[Extracted data entries]
######

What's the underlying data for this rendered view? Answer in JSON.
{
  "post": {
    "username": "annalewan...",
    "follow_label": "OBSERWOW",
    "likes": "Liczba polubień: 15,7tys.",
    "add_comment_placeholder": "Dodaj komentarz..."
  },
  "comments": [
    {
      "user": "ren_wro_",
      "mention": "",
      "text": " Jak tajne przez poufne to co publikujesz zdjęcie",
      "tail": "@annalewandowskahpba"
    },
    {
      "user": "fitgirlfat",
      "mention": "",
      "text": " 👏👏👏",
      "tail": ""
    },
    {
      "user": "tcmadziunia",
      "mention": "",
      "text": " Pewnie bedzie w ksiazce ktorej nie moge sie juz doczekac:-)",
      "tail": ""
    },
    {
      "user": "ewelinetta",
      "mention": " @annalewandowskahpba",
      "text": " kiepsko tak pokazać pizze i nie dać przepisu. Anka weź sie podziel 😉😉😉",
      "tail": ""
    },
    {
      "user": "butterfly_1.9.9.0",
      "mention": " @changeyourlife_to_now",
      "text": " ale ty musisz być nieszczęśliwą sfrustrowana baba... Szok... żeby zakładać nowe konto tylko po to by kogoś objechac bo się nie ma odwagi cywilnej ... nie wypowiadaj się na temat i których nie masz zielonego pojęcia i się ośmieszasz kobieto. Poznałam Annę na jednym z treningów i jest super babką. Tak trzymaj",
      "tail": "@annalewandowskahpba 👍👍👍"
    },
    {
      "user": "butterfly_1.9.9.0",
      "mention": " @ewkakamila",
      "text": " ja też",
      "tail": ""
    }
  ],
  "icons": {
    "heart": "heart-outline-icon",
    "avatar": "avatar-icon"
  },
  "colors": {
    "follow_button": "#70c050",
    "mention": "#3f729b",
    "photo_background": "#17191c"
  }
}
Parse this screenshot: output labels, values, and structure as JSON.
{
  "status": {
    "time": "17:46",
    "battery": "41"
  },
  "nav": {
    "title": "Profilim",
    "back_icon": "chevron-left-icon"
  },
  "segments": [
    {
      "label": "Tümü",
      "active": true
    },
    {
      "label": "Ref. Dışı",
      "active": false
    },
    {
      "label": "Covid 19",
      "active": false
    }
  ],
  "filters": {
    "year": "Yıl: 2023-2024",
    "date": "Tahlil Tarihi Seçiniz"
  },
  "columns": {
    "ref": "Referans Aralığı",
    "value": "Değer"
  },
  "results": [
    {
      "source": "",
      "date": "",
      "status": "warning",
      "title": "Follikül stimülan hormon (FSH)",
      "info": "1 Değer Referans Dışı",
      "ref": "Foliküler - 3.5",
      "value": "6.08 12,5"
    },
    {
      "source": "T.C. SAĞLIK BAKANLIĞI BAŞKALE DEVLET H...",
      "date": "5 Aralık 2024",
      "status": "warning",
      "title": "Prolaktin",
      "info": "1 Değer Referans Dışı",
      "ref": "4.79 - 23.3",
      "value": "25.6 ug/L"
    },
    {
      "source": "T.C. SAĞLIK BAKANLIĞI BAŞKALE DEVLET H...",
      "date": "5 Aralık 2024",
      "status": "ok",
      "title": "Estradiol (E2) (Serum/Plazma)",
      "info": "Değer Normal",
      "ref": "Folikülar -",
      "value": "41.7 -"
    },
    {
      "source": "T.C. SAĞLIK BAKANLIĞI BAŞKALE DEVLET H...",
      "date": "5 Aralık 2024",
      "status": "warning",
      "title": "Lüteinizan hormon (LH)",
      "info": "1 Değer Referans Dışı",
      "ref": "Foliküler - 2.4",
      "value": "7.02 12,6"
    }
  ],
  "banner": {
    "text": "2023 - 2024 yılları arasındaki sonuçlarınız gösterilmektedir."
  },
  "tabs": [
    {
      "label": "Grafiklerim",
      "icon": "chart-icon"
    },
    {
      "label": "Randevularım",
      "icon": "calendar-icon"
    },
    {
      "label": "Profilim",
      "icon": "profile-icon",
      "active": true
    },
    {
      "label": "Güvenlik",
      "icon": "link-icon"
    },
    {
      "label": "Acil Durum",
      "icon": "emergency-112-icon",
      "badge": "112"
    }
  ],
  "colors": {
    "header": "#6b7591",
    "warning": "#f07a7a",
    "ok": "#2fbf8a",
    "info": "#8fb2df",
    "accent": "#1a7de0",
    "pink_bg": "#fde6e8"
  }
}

######

- _WHAT IS ASKED_
Locate all lines that include the word "mention" and copy them out.

- _PROBLEM SOLUTION_
      "mention": "",
      "mention": "",
      "mention": "",
      "mention": " @annalewandowskahpba",
      "mention": " @changeyourlife_to_now",
      "mention": " @ewkakamila",
    "mention": "#3f729b",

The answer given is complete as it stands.